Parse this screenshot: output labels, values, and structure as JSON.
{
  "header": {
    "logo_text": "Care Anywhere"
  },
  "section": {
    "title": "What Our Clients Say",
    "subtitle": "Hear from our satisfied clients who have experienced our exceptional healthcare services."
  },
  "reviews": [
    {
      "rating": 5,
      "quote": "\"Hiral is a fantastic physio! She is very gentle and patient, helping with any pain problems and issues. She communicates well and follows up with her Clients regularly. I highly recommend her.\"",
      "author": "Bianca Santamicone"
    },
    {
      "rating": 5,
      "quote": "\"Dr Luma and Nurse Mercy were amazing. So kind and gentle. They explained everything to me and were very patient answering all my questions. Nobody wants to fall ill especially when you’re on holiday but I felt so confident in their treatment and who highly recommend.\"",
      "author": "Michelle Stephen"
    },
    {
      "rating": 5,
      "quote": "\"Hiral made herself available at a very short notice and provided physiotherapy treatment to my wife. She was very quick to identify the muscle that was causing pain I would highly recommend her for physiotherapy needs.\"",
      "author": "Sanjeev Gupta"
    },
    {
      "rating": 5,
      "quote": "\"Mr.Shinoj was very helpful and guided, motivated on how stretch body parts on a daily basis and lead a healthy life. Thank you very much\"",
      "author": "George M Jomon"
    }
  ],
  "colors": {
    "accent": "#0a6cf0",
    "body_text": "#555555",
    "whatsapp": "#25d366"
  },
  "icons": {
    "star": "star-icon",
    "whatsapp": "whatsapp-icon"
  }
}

* * *

**What to do:**
Return the whole listing exactly, with every line included.

**Answer to the exercise:**
Parse this screenshot: output labels, values, and structure as JSON.
{
  "header": {
    "logo_text": "Care Anywhere"
  },
  "section": {
    "title": "What Our Clients Say",
    "subtitle": "Hear from our satisfied clients who have experienced our exceptional healthcare services."
  },
  "reviews": [
    {
      "rating": 5,
      "quote": "\"Hiral is a fantastic physio! She is very gentle and patient, helping with any pain problems and issues. She communicates well and follows up with her Clients regularly. I highly recommend her.\"",
      "author": "Bianca Santamicone"
    },
    {
      "rating": 5,
      "quote": "\"Dr Luma and Nurse Mercy were amazing. So kind and gentle. They explained everything to me and were very patient answering all my questions. Nobody wants to fall ill especially when you’re on holiday but I felt so confident in their treatment and who highly recommend.\"",
      "author": "Michelle Stephen"
    },
    {
      "rating": 5,
      "quote": "\"Hiral made herself available at a very short notice and provided physiotherapy treatment to my wife. She was very quick to identify the muscle that was causing pain I would highly recommend her for physiotherapy needs.\"",
      "author": "Sanjeev Gupta"
    },
    {
      "rating": 5,
      "quote": "\"Mr.Shinoj was very helpful and guided, motivated on how stretch body parts on a daily basis and lead a healthy life. Thank you very much\"",
      "author": "George M Jomon"
    }
  ],
  "colors": {
    "accent": "#0a6cf0",
    "body_text": "#555555",
    "whatsapp": "#25d366"
  },
  "icons": {
    "star": "star-icon",
    "whatsapp": "whatsapp-icon"
  }
}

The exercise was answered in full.